- _Instructions to follow_
Write out again, word for word, the lines of the entries below, starting with the very first line and ending with the line that contains "- bar: [86, 166, 127, 236]". Include both of those lines.

-- Start --

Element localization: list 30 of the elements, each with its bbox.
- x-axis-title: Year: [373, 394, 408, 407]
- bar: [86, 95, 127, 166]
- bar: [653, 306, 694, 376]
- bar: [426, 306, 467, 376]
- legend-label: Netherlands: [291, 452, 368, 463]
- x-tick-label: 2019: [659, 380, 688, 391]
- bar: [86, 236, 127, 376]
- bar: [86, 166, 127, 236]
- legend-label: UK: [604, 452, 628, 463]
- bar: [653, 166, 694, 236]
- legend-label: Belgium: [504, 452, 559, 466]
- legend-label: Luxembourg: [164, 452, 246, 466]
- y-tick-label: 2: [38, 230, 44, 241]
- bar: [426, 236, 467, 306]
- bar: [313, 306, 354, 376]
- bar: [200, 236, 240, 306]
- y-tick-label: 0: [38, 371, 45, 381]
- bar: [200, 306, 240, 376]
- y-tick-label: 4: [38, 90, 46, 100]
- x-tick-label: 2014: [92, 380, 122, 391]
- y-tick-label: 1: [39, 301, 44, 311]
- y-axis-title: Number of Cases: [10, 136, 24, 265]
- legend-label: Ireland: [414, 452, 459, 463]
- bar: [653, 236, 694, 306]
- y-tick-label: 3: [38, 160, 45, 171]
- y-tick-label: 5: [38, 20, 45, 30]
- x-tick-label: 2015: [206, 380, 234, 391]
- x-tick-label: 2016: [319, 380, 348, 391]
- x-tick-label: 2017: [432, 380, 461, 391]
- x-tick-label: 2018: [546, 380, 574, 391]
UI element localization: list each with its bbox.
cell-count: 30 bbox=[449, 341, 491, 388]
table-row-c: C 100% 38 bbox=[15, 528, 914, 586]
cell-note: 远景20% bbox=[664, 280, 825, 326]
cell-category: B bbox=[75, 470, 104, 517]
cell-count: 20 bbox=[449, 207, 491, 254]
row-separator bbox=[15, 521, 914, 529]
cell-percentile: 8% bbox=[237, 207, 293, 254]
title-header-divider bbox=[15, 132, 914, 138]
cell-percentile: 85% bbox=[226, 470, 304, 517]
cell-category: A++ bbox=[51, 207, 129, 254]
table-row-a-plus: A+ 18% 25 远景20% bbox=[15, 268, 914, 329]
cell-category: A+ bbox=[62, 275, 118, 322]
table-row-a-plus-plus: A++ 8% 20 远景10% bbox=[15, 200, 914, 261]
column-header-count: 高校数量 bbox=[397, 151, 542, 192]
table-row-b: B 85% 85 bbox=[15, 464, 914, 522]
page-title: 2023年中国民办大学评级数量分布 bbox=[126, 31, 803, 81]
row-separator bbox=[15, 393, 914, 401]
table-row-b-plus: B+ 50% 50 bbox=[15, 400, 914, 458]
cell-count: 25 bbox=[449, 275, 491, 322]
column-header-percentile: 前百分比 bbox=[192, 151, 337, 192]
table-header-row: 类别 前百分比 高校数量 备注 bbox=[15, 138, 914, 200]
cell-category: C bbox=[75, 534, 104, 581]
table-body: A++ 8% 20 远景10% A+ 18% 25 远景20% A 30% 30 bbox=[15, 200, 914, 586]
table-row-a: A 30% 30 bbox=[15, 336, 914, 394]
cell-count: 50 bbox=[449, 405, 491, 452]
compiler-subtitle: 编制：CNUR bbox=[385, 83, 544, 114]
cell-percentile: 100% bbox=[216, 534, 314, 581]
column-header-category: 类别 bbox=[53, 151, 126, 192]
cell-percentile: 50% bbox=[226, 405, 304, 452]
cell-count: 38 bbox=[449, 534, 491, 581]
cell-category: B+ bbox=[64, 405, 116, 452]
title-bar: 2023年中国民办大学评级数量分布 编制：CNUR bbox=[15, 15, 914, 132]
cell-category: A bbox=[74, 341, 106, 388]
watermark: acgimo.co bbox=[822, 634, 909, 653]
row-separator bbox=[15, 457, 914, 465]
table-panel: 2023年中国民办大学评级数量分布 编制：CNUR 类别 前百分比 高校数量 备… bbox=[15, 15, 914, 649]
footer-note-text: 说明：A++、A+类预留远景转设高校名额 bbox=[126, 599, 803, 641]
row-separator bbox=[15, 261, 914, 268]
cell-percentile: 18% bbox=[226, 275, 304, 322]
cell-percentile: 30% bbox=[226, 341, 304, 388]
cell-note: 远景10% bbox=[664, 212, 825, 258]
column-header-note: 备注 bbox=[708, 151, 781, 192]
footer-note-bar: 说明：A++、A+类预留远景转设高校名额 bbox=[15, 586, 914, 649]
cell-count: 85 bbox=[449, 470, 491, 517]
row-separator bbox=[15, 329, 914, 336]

-- End --

- _Exercise answer_
Element localization: list 30 of the elements, each with its bbox.
- x-axis-title: Year: [373, 394, 408, 407]
- bar: [86, 95, 127, 166]
- bar: [653, 306, 694, 376]
- bar: [426, 306, 467, 376]
- legend-label: Netherlands: [291, 452, 368, 463]
- x-tick-label: 2019: [659, 380, 688, 391]
- bar: [86, 236, 127, 376]
- bar: [86, 166, 127, 236]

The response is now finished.